_Page excerpt_.

4. Benchmark Subsets and Derived Annotations

Several works define canonical HOT3D test splits:

  • Curated Clips: 4,117 five-second segments (2,969 train / 1,148 test) selected for guaranteed, fully annotated hand–object interactions (Banerjee et al., 2024).
  • HOT3D-HIT: Used for evaluating reconstruction under Hand Interaction Timelines (HITs): 1,239 stable grasp clips, 113 full timelines, each annotated to partition static, stable, and unstable hand–object phases completely automatically from mesh correspondences (Zhu et al., 8 Dec 2025).

Subsets are further utilized for world-model evaluation (EgoHOI: 1,516 clips of 150 frames @16 Hz; comprehensive 3D hand, object, and camera annotations per frame) (Li et al., 13 Mar 2026). Test splits are publicly held-out for challenge evaluation (e.g., ECCV BOP, Hand Tracking Challenge).

HOT3D directly supports advancements in learning-based multi-view hand and object pose estimation, AR/VR perception, robotic skill transfer, and egocentric world modeling. Its scale, annotation fidelity, and variety (4 scenarios; 33 objects; per-object onboarding for reconstruction; eye gaze and SLAM point clouds) have led to active usage in:

  • Gaze estimation research, surpassing previous datasets through dense multi-modal cues (Hu et al., 28 Apr 2025).
  • 6DoF trajectory generation conditioned on language or vision, providing a high-precision benchmark for testbed comparison (Yoshida et al., 4 Jun 2025).
  • Physically-structured world models, in which HOT3D enables training and evaluation of contact-consistent prediction and simulation systems under real egocentric control (Li et al., 13 Mar 2026).

Comparison to prior datasets such as HO-3D reveals that HOT3D features greater scale, diversity, and uniquely synchronized multi-modal streams—including eye gaze and marker-based accurate ground truth—enabling more reliable hand–object–scene interpretation and learning (Hampali et al., 2021).

6. Data Accessibility, Organization, and Limitations

HOT3D is available for non-commercial research from https://facebookresearch.github.io/hot3d/ under a research-only license. The dataset layout includes:

  • /objects/: 33 watertight PBR-scanned meshes with textures.
  • /subjects/: 19 unique hand models (UmeTrack, MANO).

_Exercise data_.
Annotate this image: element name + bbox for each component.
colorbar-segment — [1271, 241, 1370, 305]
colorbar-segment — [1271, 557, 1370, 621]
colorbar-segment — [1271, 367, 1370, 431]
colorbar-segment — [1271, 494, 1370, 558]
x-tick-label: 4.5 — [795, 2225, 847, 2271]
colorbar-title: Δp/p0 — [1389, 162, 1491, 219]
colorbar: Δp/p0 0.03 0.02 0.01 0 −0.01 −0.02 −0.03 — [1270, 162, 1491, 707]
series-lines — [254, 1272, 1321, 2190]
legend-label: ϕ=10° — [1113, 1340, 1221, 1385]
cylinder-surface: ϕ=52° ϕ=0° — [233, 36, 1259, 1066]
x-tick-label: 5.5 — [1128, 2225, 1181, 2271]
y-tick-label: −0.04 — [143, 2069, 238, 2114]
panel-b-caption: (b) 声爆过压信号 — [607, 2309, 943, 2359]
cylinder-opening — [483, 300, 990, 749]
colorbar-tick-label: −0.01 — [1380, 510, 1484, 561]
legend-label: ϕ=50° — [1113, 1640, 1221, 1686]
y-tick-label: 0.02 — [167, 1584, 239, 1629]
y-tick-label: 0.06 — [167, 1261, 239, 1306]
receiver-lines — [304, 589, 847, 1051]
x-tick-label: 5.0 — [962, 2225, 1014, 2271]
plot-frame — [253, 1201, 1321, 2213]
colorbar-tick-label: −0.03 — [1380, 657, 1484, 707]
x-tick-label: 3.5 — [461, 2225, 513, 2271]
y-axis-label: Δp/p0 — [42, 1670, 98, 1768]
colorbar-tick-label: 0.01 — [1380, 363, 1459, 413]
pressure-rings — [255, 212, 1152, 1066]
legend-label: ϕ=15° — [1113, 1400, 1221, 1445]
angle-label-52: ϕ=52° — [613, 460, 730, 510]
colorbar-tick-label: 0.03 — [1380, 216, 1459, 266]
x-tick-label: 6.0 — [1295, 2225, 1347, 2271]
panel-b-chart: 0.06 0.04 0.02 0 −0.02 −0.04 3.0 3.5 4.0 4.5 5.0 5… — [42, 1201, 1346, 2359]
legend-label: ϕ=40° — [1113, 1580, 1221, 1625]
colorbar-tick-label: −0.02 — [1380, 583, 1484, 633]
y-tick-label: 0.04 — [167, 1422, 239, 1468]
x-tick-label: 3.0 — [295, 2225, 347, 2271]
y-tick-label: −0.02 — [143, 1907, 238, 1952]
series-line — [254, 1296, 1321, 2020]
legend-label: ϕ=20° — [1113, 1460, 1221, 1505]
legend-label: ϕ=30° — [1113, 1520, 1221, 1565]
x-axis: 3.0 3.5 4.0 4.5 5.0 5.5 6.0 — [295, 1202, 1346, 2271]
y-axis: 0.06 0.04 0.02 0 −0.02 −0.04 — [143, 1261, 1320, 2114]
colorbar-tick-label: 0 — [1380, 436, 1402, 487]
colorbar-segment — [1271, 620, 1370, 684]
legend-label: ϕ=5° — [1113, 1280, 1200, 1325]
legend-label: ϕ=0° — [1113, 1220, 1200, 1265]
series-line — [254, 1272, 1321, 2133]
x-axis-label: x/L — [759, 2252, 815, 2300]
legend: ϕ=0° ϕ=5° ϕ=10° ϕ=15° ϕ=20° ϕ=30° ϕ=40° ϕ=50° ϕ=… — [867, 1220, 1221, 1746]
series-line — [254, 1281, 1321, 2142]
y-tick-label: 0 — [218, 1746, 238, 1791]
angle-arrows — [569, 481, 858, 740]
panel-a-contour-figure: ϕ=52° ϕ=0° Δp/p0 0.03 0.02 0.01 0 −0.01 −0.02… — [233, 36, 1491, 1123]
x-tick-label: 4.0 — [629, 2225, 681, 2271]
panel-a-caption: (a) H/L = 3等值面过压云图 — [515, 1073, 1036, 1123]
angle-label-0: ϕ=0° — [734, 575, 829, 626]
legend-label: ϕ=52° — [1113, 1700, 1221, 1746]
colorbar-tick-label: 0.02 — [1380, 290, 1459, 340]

_Your tasks_.
1 – Answer these from the HOT3D excerpt:
(a) How many five-second segments make up the Curated Clips split?
(b) How many clips does the EgoHOI subset contain?
(c) How many unique hand models are in the /subjects/ directory?
2 – Which research areas does the HOT3D excerpt say are actively using the dataset?
3 – Extend the HOT3D excerpt from the point where it stops.

_Answers to the tasks_.
1 –
(a) 4,117 (2,969 train / 1,148 test).
(b) 1,516 clips of 150 frames at 16 Hz.
(c) 19.

2 –
- Gaze estimation research
- 6DoF trajectory generation conditioned on language or vision
- Physically-structured world models

3 –
  • /recordings/: Synchronized, multi-modal egocentric videos (Aria, Quest 3); per-frame annotations and metadata.
  • /clips/: Benchmarks and challenge splits.
  • /onboarding/: Model-free object tracking and 3D reconstruction support.

Key limitations include laboratory environment constraints, limited number of deformable objects (only rigid), absence of per-pixel depth in raw captures (though pseudo-depth can be synthesized), and limited number of subjects compared to very large-scale in-the-wild datasets (Yoshida et al., 4 Jun 2025, Zhu et al., 8 Dec 2025).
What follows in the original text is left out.